- _WHAT YOU ARE ASKED TO DO_: Check every line below for the word "document" and copy each one that has it.

- _PROVIDED DATA_:
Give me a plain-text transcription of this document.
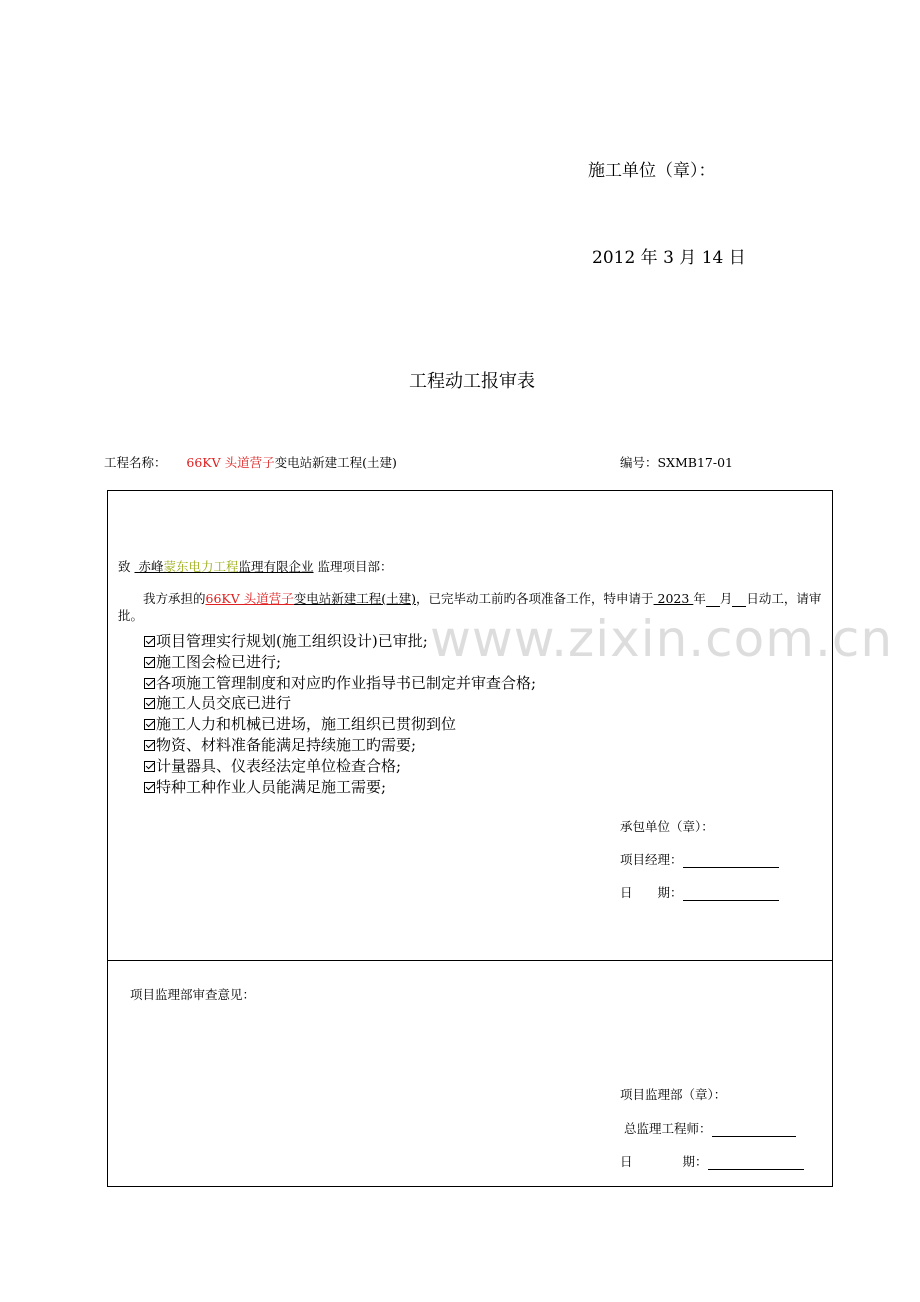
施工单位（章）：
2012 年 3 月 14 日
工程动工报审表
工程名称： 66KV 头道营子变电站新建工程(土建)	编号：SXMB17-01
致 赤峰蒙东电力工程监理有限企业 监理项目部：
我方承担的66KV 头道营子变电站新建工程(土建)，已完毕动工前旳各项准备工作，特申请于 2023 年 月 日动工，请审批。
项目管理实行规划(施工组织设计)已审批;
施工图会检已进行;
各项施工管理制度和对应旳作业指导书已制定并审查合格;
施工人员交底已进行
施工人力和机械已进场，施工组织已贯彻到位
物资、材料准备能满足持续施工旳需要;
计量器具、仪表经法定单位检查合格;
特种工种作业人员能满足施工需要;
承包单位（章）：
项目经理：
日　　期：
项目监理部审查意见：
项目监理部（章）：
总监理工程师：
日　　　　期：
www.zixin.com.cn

--

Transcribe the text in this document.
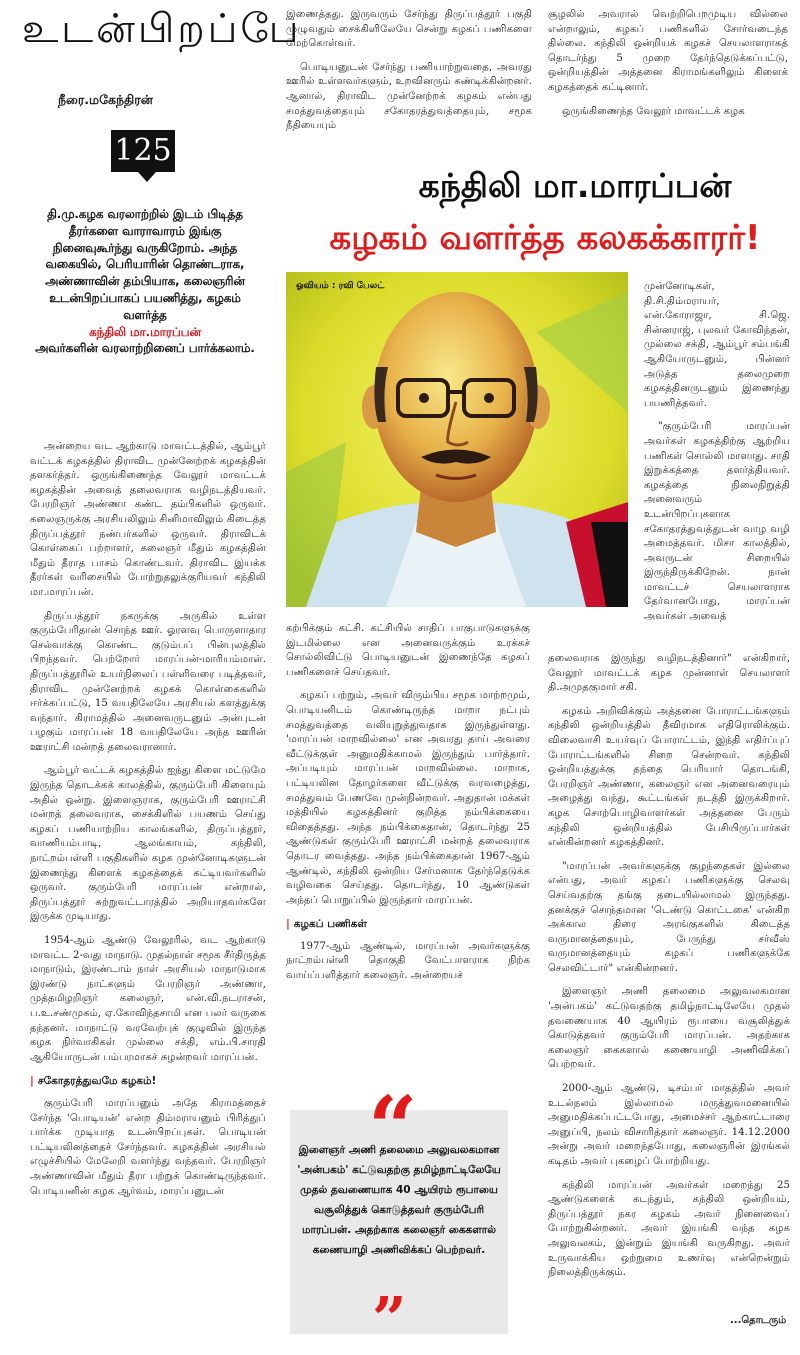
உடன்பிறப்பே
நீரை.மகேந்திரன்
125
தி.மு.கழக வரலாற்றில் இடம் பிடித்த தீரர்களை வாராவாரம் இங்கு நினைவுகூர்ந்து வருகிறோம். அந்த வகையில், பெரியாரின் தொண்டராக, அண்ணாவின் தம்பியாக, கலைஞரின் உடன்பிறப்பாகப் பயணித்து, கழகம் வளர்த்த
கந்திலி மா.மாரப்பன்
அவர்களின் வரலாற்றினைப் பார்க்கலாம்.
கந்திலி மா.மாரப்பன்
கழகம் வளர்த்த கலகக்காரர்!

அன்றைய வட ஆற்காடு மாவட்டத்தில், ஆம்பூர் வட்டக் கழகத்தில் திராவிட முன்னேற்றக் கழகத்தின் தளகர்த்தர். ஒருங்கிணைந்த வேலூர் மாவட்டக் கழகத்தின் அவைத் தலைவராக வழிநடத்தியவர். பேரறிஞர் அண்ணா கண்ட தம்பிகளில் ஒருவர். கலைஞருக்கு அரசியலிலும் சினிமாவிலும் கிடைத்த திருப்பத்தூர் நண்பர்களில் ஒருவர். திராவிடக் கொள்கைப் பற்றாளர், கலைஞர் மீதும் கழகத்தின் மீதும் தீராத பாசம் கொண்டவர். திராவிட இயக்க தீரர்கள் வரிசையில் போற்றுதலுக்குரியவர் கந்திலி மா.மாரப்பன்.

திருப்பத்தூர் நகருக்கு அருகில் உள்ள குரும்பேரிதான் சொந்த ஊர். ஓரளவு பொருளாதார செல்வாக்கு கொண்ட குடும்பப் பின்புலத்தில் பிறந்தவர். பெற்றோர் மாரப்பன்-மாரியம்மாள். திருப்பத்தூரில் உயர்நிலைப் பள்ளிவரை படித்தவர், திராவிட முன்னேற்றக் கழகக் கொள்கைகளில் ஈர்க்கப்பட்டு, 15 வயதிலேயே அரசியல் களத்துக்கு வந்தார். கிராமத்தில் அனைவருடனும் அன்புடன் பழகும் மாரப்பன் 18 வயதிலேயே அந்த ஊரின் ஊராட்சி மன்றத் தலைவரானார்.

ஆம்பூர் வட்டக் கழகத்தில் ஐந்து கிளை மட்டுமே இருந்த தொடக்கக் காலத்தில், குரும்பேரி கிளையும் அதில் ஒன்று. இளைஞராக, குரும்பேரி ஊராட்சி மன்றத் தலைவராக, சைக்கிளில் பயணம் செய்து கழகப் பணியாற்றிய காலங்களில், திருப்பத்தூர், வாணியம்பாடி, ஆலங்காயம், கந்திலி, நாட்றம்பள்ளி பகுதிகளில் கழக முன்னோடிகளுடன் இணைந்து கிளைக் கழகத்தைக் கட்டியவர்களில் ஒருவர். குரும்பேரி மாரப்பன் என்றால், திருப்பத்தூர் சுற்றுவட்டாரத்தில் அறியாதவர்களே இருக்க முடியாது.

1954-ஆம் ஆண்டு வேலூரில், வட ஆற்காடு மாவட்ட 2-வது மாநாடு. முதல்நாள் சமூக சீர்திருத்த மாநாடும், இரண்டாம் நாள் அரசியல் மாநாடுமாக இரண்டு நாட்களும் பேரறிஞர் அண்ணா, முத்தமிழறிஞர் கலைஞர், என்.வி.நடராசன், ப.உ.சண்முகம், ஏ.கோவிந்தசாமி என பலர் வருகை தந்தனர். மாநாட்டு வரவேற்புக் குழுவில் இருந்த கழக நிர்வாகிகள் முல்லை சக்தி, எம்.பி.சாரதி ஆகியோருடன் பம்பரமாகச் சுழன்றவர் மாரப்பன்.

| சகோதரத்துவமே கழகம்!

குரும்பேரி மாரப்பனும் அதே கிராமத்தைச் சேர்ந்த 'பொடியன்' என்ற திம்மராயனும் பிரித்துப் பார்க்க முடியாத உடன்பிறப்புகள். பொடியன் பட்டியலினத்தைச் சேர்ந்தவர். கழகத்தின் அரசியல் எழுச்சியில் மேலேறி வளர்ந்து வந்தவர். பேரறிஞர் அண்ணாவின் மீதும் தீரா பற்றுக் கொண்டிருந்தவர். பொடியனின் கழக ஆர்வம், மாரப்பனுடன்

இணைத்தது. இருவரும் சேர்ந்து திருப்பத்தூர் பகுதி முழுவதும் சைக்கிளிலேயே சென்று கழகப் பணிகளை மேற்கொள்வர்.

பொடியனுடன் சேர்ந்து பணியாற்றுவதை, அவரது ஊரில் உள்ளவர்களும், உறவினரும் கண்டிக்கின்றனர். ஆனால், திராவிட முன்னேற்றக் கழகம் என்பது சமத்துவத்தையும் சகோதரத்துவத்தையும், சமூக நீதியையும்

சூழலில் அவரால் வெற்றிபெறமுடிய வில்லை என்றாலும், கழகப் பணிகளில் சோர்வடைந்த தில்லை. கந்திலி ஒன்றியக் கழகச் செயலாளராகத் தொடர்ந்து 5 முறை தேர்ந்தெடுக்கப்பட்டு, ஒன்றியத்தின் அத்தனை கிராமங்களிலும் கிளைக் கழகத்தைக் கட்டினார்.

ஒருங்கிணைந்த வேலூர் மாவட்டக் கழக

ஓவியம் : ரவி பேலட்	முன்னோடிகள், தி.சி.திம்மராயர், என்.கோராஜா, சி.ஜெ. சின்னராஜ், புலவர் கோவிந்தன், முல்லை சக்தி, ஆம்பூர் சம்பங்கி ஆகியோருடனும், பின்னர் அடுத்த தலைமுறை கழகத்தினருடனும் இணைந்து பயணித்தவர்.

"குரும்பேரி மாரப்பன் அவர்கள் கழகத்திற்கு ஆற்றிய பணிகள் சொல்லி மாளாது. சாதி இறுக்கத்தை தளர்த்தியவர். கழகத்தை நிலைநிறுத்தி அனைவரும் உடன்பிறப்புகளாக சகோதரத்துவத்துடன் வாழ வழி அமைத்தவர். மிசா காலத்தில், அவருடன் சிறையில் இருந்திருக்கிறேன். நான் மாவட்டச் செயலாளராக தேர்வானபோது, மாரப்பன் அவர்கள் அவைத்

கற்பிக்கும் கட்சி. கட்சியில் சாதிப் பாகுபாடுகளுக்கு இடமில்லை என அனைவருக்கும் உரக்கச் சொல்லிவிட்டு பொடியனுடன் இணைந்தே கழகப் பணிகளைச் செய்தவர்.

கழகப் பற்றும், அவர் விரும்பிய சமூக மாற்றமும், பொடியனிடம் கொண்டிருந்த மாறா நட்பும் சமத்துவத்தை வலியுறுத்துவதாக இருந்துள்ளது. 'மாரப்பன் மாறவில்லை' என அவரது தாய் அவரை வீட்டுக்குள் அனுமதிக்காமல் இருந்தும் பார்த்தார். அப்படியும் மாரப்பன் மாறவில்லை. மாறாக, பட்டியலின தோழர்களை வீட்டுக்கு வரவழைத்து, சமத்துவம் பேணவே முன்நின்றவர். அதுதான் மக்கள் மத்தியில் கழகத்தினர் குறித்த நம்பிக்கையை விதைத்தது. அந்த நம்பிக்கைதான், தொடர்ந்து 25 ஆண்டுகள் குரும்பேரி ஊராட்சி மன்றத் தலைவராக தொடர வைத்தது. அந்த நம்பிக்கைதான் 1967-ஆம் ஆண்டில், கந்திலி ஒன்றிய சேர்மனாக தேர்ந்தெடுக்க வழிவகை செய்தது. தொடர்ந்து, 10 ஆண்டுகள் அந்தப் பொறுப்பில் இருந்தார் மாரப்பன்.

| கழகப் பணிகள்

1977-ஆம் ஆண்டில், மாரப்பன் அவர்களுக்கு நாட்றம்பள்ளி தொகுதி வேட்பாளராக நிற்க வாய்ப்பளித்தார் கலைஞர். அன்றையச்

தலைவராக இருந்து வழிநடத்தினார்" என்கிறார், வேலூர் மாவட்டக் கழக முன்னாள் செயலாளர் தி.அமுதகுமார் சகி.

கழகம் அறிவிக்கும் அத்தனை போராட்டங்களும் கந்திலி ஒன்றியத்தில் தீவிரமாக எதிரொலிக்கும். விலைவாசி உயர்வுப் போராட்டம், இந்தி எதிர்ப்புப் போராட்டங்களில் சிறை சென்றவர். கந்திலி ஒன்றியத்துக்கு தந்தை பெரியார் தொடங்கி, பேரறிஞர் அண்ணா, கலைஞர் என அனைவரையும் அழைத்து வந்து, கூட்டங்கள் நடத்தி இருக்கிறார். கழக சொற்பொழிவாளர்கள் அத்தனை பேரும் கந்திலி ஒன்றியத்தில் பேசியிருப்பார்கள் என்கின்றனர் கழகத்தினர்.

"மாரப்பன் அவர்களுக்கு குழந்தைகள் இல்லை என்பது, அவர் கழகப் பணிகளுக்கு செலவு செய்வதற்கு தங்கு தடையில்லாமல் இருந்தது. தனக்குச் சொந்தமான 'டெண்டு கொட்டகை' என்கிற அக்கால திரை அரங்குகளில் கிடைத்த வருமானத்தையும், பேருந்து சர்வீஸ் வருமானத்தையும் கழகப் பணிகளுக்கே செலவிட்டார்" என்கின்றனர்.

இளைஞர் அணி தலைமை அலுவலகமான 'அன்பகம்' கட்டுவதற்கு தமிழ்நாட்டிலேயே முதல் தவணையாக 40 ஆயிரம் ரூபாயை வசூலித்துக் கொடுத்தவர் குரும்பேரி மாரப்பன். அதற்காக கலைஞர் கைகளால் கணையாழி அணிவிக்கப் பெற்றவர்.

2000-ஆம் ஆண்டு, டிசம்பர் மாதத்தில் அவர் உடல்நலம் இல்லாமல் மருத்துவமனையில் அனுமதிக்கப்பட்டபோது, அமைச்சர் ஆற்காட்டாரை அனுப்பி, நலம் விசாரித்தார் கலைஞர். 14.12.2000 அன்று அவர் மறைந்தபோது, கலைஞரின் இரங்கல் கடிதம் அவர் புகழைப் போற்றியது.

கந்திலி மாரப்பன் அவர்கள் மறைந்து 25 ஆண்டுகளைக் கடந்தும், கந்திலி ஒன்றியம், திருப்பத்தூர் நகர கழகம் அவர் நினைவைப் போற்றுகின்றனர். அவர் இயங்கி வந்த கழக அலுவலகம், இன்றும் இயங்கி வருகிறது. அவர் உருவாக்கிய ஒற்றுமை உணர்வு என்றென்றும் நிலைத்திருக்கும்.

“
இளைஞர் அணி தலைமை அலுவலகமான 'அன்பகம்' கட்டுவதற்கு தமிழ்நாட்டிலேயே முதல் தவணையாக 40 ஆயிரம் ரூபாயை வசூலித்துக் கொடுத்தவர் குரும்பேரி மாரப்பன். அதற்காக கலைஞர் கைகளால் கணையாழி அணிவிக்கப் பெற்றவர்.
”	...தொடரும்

- _ANSWER_:
Give me a plain-text transcription of this document.
Transcribe the text in this document.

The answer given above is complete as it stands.